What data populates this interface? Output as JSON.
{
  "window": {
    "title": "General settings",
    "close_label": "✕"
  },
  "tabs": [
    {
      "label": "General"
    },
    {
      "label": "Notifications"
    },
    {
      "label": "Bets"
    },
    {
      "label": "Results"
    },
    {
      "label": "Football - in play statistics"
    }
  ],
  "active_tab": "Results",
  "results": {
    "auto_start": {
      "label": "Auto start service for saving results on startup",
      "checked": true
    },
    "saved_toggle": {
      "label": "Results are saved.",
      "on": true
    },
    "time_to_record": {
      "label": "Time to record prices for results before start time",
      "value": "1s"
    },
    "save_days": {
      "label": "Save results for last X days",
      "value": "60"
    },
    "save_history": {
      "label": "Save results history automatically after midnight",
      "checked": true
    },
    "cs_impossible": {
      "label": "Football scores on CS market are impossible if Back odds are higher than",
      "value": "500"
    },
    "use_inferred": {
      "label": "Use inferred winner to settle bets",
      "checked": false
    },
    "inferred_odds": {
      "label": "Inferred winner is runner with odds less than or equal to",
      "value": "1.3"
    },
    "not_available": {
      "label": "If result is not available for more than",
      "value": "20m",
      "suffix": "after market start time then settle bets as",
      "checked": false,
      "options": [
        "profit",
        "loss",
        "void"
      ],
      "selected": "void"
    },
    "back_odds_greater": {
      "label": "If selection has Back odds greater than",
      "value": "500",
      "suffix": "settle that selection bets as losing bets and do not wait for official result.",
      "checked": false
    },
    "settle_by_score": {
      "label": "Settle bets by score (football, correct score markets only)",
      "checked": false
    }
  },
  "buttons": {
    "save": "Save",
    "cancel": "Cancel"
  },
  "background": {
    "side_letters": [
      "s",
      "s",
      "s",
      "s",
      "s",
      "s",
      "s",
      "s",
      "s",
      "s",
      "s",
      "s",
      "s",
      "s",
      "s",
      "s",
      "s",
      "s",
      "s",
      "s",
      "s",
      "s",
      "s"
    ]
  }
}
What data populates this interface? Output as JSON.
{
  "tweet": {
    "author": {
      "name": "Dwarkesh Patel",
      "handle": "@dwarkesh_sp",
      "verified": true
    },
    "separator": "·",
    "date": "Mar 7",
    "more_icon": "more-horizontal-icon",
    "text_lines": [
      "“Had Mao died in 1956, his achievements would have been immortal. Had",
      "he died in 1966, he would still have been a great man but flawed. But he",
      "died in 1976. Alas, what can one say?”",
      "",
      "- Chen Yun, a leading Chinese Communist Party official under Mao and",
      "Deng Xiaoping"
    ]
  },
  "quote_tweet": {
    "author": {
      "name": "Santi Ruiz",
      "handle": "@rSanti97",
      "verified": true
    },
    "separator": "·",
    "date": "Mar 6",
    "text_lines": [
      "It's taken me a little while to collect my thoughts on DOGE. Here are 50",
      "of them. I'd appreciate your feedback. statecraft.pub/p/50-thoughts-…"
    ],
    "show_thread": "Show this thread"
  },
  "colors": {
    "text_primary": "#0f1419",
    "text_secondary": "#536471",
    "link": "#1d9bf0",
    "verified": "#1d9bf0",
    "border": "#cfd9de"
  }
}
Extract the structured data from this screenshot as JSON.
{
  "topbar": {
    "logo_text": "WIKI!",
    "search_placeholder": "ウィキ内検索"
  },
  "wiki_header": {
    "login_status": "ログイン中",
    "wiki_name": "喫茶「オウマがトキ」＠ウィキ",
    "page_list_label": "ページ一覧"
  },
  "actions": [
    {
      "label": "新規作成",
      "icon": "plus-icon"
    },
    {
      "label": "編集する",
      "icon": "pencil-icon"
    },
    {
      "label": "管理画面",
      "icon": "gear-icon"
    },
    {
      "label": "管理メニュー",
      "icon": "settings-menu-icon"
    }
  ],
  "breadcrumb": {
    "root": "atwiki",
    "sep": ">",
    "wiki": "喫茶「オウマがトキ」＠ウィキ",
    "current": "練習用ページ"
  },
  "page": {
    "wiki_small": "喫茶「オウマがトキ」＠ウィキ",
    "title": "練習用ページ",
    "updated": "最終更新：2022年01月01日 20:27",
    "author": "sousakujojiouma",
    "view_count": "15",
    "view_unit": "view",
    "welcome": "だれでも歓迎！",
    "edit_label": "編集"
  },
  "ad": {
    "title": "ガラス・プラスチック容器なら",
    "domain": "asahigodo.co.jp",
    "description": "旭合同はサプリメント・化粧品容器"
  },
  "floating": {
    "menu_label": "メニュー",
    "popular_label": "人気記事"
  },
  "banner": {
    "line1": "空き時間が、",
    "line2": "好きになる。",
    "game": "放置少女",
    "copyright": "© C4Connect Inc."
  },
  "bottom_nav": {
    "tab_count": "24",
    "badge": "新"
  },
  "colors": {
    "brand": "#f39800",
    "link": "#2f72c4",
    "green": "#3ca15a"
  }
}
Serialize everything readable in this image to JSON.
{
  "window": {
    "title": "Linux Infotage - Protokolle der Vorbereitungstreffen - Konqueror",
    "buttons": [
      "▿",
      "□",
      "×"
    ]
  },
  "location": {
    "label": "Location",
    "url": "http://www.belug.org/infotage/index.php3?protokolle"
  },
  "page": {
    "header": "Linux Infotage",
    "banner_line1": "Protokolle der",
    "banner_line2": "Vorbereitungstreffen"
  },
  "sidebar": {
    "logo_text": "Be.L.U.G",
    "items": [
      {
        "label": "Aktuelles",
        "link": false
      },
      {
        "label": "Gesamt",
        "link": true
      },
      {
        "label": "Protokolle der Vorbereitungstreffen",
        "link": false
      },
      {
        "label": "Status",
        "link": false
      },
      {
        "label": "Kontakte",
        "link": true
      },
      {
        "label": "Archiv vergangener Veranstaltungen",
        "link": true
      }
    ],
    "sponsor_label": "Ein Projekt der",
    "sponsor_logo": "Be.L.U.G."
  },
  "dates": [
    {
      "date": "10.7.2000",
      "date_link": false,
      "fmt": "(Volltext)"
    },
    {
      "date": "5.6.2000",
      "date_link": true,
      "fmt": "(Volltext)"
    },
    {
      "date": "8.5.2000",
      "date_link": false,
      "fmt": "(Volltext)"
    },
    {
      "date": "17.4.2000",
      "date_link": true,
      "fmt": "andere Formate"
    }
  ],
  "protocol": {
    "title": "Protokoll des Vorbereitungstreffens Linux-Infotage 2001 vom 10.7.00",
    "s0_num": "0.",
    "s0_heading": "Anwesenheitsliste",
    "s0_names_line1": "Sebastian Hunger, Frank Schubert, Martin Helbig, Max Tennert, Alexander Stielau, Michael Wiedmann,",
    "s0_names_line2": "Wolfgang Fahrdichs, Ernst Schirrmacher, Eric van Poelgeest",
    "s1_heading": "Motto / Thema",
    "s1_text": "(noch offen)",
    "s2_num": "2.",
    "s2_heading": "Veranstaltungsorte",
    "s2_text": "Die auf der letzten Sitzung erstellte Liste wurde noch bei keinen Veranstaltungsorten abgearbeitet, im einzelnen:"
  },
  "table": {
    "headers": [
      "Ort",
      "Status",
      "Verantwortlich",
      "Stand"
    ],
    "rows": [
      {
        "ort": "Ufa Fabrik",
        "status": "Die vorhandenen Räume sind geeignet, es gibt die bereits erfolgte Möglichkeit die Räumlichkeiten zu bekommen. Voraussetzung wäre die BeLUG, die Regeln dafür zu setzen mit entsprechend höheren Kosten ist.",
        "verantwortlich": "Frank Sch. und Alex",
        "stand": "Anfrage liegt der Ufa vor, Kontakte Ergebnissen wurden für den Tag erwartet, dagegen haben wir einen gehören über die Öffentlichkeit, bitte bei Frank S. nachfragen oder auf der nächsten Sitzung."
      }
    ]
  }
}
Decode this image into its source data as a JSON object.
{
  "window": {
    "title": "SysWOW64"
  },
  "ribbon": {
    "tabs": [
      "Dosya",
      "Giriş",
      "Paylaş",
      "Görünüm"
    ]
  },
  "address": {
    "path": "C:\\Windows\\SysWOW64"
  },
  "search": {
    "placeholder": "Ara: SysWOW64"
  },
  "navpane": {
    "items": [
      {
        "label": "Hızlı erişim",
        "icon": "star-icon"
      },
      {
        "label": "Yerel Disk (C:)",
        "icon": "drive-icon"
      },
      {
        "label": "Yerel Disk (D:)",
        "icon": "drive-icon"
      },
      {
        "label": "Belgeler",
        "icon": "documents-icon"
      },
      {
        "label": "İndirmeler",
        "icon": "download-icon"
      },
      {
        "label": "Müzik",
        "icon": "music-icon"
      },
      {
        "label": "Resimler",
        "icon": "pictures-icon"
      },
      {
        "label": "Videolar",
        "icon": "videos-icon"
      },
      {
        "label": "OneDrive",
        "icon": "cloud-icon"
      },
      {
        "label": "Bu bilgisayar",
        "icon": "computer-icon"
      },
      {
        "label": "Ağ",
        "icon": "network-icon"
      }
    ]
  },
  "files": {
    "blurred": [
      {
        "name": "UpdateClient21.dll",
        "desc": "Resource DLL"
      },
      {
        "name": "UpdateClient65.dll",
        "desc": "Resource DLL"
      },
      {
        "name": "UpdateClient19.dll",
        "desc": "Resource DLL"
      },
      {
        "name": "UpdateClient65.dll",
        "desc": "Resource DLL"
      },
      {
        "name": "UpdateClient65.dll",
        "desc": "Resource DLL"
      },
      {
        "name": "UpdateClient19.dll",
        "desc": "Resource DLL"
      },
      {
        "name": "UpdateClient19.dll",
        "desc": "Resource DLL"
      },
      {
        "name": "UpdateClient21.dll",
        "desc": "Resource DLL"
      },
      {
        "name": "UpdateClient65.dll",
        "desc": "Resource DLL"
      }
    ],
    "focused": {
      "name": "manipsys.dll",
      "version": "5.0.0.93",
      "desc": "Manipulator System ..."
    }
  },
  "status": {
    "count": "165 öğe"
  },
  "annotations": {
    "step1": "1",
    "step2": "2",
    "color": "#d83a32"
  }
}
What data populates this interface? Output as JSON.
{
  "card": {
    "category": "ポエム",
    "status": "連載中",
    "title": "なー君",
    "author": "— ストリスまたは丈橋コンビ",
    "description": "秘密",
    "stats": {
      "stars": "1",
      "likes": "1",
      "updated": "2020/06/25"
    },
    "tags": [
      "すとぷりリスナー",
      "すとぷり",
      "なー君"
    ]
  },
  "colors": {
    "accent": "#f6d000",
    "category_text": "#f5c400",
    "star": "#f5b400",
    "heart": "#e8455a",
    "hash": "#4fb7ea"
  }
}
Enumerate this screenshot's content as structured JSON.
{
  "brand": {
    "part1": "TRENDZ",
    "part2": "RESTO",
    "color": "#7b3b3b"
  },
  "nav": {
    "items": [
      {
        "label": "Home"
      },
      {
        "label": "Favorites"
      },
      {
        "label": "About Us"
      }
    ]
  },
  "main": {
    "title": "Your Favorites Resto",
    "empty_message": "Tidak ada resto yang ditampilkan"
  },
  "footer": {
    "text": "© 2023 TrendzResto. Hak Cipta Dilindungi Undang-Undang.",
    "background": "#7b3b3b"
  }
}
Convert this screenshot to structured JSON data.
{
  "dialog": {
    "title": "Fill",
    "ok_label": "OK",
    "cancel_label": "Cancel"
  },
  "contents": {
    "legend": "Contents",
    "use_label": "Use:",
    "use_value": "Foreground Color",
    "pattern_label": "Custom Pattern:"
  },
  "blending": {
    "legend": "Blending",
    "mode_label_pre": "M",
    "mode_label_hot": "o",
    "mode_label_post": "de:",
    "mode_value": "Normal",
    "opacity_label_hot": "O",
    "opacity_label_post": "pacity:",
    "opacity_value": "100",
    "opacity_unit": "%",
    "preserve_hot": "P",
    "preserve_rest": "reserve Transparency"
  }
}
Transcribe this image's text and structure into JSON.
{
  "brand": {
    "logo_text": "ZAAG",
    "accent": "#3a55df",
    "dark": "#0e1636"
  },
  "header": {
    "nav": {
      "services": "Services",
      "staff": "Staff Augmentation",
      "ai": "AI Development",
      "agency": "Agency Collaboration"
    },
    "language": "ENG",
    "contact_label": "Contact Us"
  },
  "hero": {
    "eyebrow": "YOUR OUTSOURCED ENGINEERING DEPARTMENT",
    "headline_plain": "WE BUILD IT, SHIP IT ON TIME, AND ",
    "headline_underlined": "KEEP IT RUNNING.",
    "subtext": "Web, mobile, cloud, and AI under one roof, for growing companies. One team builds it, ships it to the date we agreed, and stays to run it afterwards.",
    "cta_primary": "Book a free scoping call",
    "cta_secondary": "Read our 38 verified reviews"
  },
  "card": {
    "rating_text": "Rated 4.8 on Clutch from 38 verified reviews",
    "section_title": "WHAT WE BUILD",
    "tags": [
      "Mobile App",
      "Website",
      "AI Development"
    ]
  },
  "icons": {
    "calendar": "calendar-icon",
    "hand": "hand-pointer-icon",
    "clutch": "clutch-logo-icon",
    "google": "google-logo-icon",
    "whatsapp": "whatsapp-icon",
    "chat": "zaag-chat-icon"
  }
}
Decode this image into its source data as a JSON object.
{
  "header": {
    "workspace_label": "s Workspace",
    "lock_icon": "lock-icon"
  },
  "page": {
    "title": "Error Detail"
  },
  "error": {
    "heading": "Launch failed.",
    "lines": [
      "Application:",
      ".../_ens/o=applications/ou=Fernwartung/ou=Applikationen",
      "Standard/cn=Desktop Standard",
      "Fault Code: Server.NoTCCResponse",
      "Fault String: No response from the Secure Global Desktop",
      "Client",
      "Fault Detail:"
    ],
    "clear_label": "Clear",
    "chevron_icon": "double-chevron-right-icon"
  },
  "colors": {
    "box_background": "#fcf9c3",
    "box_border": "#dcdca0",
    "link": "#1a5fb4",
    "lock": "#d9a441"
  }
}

== == ==

(Exercise brief)
Write down every line of the data above that includes the string "more".

(Task response)
      "label": "If result is not available for more than",
    "more_icon": "more-horizontal-icon",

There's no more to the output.